**PROBLEM TO SOLVE**
What is the number of lines in the entries that include the word "triangle"? Respond with the number only.

**DATASET EXTRACT**
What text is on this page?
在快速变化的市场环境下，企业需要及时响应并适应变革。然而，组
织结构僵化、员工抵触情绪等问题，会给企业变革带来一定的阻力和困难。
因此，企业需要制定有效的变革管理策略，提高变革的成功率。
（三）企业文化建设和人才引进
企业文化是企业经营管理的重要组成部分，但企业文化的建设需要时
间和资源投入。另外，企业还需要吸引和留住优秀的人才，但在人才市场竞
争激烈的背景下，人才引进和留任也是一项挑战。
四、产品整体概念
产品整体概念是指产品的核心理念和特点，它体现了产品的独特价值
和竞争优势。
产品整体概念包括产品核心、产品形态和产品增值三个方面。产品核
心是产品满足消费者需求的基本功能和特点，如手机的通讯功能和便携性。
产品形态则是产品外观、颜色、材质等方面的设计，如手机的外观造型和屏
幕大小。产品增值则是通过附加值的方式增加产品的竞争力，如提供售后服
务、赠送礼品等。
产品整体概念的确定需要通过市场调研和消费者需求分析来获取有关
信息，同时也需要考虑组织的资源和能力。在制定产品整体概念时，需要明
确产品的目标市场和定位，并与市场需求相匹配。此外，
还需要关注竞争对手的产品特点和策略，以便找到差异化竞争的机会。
---
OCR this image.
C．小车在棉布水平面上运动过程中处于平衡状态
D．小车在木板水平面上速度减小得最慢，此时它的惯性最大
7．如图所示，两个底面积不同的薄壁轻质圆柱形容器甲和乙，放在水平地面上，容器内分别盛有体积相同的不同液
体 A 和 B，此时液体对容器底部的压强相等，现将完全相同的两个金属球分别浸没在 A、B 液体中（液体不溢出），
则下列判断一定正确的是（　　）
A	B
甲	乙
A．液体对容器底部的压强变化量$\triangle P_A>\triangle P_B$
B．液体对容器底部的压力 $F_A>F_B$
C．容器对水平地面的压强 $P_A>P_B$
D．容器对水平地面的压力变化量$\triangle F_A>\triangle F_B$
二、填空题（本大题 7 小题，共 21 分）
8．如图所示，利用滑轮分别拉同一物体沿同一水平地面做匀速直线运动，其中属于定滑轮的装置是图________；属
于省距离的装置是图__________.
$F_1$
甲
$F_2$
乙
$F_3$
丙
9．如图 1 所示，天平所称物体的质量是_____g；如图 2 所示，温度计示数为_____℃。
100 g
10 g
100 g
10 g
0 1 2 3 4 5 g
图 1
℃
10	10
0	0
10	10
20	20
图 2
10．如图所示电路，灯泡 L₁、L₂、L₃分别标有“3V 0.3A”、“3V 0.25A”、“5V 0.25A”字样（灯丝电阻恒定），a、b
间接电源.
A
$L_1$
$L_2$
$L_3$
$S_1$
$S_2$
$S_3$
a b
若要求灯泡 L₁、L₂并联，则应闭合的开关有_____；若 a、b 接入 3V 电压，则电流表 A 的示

**SOLUTION TO THIS EXERCISE**
2